WHAT THE TASK REQUIRES ->
Without including any pictures, write out the listing below exactly.

INPUT RECORDS ->
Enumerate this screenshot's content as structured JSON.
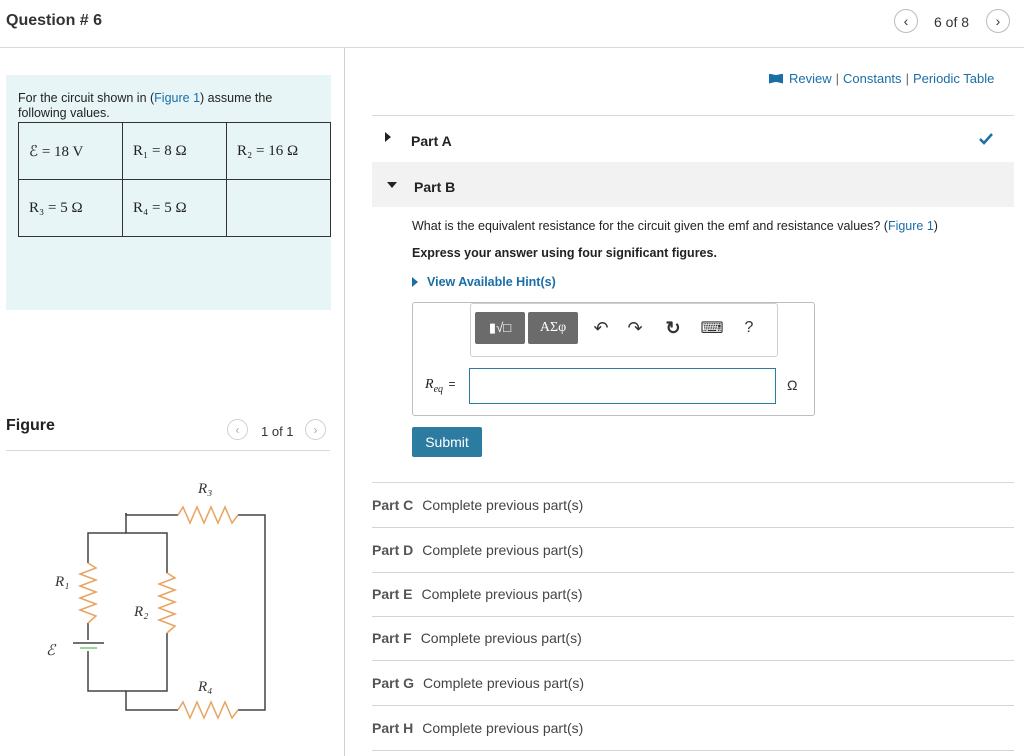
{
  "header": {
    "title": "Question # 6",
    "counter": "6 of 8",
    "prev_icon": "chevron-left-icon",
    "next_icon": "chevron-right-icon"
  },
  "problem": {
    "intro_before": "For the circuit shown in (",
    "figure_link": "Figure 1",
    "intro_after": ") assume the following values.",
    "values": [
      [
        "ℰ = 18 V",
        "R₁ = 8 Ω",
        "R₂ = 16 Ω"
      ],
      [
        "R₃ = 5 Ω",
        "R₄ = 5 Ω",
        ""
      ]
    ]
  },
  "figure": {
    "title": "Figure",
    "counter": "1 of 1",
    "labels": {
      "r1": "R₁",
      "r2": "R₂",
      "r3": "R₃",
      "r4": "R₄",
      "emf": "ℰ"
    }
  },
  "toplinks": {
    "icon": "book-icon",
    "review": "Review",
    "sep1": "|",
    "constants": "Constants",
    "sep2": "|",
    "periodic": "Periodic Table"
  },
  "partA": {
    "label": "Part A",
    "status_icon": "checkmark-icon"
  },
  "partB": {
    "label": "Part B",
    "question_before": "What is the equivalent resistance for the circuit given the emf and resistance values? (",
    "figure_link": "Figure 1",
    "question_after": ")",
    "instruction": "Express your answer using four significant figures.",
    "hint": "View Available Hint(s)",
    "toolbar": {
      "template_label": "▮√□",
      "greek_label": "ΑΣφ",
      "undo": "↶",
      "redo": "↷",
      "reset": "↻",
      "keyboard": "⌨",
      "help": "?"
    },
    "answer_label": "R",
    "answer_sub": "eq",
    "answer_eq": "=",
    "answer_value": "",
    "unit": "Ω",
    "submit": "Submit"
  },
  "other_parts": [
    {
      "label": "Part C",
      "text": "Complete previous part(s)"
    },
    {
      "label": "Part D",
      "text": "Complete previous part(s)"
    },
    {
      "label": "Part E",
      "text": "Complete previous part(s)"
    },
    {
      "label": "Part F",
      "text": "Complete previous part(s)"
    },
    {
      "label": "Part G",
      "text": "Complete previous part(s)"
    },
    {
      "label": "Part H",
      "text": "Complete previous part(s)"
    }
  ],
  "colors": {
    "link": "#1a6ea8",
    "panel_bg": "#e7f5f6",
    "submit_bg": "#2c7ba1",
    "check": "#1d6fa5",
    "resistor": "#e9a35f"
  }
}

ANSWER TO THIS EXERCISE ->
Enumerate this screenshot's content as structured JSON.
{
  "header": {
    "title": "Question # 6",
    "counter": "6 of 8",
    "prev_icon": "chevron-left-icon",
    "next_icon": "chevron-right-icon"
  },
  "problem": {
    "intro_before": "For the circuit shown in (",
    "figure_link": "Figure 1",
    "intro_after": ") assume the following values.",
    "values": [
      [
        "ℰ = 18 V",
        "R₁ = 8 Ω",
        "R₂ = 16 Ω"
      ],
      [
        "R₃ = 5 Ω",
        "R₄ = 5 Ω",
        ""
      ]
    ]
  },
  "figure": {
    "title": "Figure",
    "counter": "1 of 1",
    "labels": {
      "r1": "R₁",
      "r2": "R₂",
      "r3": "R₃",
      "r4": "R₄",
      "emf": "ℰ"
    }
  },
  "toplinks": {
    "icon": "book-icon",
    "review": "Review",
    "sep1": "|",
    "constants": "Constants",
    "sep2": "|",
    "periodic": "Periodic Table"
  },
  "partA": {
    "label": "Part A",
    "status_icon": "checkmark-icon"
  },
  "partB": {
    "label": "Part B",
    "question_before": "What is the equivalent resistance for the circuit given the emf and resistance values? (",
    "figure_link": "Figure 1",
    "question_after": ")",
    "instruction": "Express your answer using four significant figures.",
    "hint": "View Available Hint(s)",
    "toolbar": {
      "template_label": "▮√□",
      "greek_label": "ΑΣφ",
      "undo": "↶",
      "redo": "↷",
      "reset": "↻",
      "keyboard": "⌨",
      "help": "?"
    },
    "answer_label": "R",
    "answer_sub": "eq",
    "answer_eq": "=",
    "answer_value": "",
    "unit": "Ω",
    "submit": "Submit"
  },
  "other_parts": [
    {
      "label": "Part C",
      "text": "Complete previous part(s)"
    },
    {
      "label": "Part D",
      "text": "Complete previous part(s)"
    },
    {
      "label": "Part E",
      "text": "Complete previous part(s)"
    },
    {
      "label": "Part F",
      "text": "Complete previous part(s)"
    },
    {
      "label": "Part G",
      "text": "Complete previous part(s)"
    },
    {
      "label": "Part H",
      "text": "Complete previous part(s)"
    }
  ],
  "colors": {
    "link": "#1a6ea8",
    "panel_bg": "#e7f5f6",
    "submit_bg": "#2c7ba1",
    "check": "#1d6fa5",
    "resistor": "#e9a35f"
  }
}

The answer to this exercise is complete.